• _TO DO_:
Pull every line containing "JSON" out of the material below.

[Records]
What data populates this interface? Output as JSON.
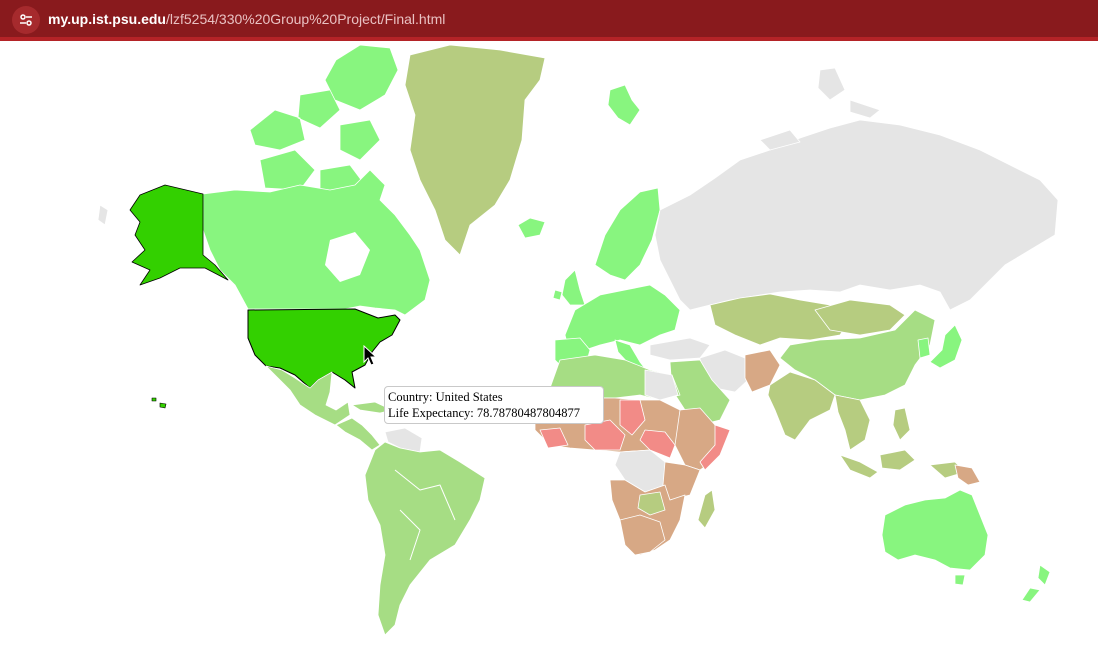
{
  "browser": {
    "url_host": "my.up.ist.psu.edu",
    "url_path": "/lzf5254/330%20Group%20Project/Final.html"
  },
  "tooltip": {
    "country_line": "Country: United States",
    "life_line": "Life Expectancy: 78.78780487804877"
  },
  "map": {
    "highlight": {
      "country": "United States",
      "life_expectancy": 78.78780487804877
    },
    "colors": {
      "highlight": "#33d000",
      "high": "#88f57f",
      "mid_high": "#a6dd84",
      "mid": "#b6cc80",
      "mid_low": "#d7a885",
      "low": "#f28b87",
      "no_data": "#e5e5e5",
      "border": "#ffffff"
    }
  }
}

--

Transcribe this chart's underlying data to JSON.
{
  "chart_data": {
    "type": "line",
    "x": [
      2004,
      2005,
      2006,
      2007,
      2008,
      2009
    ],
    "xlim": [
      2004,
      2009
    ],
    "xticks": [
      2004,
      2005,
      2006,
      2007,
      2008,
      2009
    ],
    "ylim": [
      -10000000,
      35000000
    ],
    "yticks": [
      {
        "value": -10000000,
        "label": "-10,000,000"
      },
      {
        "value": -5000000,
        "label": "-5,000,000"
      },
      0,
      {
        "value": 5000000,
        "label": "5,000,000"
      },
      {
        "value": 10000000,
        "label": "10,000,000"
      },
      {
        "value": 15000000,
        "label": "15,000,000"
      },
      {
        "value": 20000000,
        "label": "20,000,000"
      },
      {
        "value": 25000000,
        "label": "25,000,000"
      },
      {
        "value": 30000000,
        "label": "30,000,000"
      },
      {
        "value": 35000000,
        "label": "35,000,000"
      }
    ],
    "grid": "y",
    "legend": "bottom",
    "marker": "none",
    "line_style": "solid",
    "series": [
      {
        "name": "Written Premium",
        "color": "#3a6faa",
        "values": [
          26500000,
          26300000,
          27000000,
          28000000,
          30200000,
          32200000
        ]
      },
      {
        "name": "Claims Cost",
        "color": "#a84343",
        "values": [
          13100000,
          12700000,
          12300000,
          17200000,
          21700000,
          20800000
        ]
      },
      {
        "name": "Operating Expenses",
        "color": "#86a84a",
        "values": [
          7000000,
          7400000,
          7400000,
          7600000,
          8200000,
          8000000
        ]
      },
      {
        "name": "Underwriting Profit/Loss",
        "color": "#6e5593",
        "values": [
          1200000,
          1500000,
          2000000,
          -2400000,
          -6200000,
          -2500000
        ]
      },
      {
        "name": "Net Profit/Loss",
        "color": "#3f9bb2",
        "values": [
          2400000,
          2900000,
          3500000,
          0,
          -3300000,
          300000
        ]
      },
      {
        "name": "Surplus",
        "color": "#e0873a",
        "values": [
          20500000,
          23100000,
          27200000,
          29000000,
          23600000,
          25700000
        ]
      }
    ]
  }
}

--

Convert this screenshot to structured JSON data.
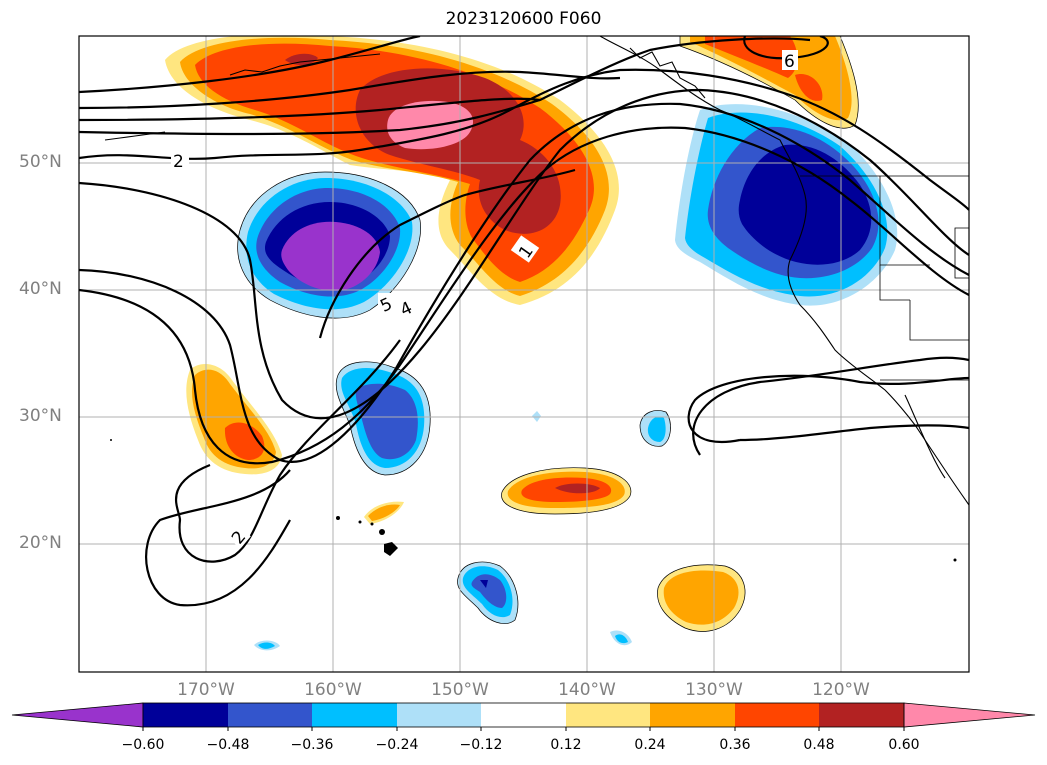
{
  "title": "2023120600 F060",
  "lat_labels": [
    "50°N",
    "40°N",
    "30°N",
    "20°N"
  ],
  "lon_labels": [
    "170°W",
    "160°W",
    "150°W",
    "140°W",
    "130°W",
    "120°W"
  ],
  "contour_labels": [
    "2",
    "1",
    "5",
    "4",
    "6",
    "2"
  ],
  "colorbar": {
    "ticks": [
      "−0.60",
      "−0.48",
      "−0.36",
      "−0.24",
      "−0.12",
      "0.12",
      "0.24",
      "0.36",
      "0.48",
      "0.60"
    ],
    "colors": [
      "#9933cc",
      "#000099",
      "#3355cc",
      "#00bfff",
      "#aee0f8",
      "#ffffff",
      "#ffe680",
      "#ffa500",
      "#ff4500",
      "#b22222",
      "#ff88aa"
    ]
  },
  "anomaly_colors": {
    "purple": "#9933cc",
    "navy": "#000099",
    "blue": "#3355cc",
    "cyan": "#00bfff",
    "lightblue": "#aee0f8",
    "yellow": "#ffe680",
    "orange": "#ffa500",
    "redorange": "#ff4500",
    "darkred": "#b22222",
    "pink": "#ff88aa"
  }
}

• _COMPLETED EXERCISE_:
What data populates this interface? Output as JSON.
Transcribe this chart's underlying data to JSON.
Convert this screenshot to structured JSON data.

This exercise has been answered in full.